____ DATA TO PROCESS

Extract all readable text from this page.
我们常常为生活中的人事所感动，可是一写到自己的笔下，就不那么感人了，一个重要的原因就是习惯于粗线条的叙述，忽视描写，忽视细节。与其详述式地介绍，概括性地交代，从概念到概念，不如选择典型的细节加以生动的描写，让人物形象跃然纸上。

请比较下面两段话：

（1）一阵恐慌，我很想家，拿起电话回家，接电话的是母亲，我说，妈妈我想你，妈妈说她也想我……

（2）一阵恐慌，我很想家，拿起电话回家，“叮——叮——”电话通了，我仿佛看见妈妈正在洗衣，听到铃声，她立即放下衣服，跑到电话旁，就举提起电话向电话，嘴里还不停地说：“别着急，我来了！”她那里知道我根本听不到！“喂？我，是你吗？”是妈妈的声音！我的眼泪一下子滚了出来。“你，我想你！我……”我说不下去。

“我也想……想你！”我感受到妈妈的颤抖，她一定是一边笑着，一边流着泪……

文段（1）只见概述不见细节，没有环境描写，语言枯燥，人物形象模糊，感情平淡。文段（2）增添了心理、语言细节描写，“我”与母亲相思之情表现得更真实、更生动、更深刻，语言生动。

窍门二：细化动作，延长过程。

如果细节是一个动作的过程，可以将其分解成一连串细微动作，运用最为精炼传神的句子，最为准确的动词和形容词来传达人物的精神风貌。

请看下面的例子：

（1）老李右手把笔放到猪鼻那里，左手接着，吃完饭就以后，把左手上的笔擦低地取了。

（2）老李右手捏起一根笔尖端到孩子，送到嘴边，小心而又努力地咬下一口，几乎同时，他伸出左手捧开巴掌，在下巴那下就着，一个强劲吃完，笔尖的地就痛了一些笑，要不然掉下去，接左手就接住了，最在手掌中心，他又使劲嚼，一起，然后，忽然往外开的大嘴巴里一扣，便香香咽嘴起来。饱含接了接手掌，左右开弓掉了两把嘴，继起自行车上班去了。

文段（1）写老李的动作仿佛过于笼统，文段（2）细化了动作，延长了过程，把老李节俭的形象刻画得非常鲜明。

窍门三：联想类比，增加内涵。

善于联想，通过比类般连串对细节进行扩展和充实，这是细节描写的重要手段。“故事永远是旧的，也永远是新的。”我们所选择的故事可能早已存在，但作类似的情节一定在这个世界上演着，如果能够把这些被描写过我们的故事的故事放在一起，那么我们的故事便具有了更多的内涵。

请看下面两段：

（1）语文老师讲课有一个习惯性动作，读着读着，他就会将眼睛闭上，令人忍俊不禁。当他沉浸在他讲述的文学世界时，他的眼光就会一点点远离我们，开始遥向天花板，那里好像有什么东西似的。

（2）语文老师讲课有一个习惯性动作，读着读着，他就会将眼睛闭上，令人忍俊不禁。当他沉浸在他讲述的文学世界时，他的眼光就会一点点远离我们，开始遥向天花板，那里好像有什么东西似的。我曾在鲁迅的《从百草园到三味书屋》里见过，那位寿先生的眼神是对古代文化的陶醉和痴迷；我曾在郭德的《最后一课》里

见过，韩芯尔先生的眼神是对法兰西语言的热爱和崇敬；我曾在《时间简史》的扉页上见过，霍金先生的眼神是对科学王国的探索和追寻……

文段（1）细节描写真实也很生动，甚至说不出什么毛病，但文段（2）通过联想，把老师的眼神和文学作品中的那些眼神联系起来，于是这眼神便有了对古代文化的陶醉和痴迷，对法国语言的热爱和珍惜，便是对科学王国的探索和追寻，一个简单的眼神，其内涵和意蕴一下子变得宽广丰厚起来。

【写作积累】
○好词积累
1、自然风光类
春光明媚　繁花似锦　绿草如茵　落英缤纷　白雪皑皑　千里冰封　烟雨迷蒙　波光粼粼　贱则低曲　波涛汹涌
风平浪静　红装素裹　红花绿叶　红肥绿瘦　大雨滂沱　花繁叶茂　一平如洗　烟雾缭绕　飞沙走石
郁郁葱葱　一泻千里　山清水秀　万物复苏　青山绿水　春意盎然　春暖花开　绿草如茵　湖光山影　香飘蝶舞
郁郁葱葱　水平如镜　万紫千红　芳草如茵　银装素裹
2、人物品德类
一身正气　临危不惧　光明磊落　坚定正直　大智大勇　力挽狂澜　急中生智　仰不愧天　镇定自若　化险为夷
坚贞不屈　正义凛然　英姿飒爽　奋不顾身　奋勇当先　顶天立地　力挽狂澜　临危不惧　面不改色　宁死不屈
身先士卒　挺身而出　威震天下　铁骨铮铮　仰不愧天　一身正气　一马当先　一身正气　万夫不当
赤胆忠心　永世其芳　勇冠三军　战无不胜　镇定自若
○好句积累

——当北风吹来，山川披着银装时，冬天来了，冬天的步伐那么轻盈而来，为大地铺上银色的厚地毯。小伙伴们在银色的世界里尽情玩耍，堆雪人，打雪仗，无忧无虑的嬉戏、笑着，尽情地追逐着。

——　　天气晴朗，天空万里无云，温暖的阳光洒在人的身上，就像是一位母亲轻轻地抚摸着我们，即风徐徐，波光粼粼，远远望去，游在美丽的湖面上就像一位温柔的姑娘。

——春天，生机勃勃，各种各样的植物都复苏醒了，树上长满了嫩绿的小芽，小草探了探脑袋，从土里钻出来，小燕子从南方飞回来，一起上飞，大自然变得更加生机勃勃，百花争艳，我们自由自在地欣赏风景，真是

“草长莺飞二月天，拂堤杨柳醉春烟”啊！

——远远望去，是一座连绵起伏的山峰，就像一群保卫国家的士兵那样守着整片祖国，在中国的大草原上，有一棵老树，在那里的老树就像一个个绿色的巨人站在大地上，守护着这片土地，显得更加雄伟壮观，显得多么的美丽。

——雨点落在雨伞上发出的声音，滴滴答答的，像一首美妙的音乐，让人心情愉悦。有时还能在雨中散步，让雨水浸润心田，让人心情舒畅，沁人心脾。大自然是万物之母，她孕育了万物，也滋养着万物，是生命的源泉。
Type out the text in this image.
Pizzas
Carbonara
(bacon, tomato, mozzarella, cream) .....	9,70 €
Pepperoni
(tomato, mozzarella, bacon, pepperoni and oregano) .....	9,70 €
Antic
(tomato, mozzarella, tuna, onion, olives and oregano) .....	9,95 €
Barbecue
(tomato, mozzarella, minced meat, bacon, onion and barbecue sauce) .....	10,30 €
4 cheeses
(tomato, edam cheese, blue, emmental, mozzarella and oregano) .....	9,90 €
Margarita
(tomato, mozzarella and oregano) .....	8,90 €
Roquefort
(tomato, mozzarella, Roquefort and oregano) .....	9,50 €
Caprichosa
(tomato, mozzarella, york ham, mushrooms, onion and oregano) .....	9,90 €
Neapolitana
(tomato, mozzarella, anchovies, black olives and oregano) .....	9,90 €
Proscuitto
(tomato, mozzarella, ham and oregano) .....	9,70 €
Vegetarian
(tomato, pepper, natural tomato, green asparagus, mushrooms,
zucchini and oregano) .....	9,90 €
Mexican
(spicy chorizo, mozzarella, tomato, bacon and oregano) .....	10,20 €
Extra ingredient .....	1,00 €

________

WRITTEN REQUEST> Extract each line from the entries above that contains the string "tomato".

FINAL ANSWER>
(bacon, tomato, mozzarella, cream) .....	9,70 €
(tomato, mozzarella, bacon, pepperoni and oregano) .....	9,70 €
(tomato, mozzarella, tuna, onion, olives and oregano) .....	9,95 €
(tomato, mozzarella, minced meat, bacon, onion and barbecue sauce) .....	10,30 €
(tomato, edam cheese, blue, emmental, mozzarella and oregano) .....	9,90 €
(tomato, mozzarella and oregano) .....	8,90 €
(tomato, mozzarella, Roquefort and oregano) .....	9,50 €
(tomato, mozzarella, york ham, mushrooms, onion and oregano) .....	9,90 €
(tomato, mozzarella, anchovies, black olives and oregano) .....	9,90 €
(tomato, mozzarella, ham and oregano) .....	9,70 €
(tomato, pepper, natural tomato, green asparagus, mushrooms,
(spicy chorizo, mozzarella, tomato, bacon and oregano) .....	10,20 €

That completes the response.